*BRIEF*: Tally the rows of the items below that contain the string "line", and give only the number.

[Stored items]

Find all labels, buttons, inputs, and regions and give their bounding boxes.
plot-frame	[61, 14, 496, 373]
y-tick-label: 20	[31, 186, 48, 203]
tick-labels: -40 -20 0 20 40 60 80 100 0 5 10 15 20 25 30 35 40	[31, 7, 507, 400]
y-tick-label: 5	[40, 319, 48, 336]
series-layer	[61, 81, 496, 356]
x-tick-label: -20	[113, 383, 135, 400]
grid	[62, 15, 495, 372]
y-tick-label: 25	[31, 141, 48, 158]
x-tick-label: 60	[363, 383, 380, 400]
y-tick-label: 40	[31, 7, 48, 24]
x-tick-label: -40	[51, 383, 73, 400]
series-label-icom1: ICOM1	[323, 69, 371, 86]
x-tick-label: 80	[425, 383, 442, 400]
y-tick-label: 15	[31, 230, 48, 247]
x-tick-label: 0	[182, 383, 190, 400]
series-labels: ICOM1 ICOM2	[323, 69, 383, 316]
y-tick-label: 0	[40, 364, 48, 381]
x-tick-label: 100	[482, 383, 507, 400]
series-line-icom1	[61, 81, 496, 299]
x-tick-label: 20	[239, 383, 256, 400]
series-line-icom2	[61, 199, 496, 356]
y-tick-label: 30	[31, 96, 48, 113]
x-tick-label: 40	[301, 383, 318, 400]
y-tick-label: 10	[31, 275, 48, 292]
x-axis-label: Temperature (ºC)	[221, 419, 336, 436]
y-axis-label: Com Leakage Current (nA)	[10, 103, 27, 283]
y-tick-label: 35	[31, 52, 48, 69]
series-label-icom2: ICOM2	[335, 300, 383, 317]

*EXERCISE RESULT*: 2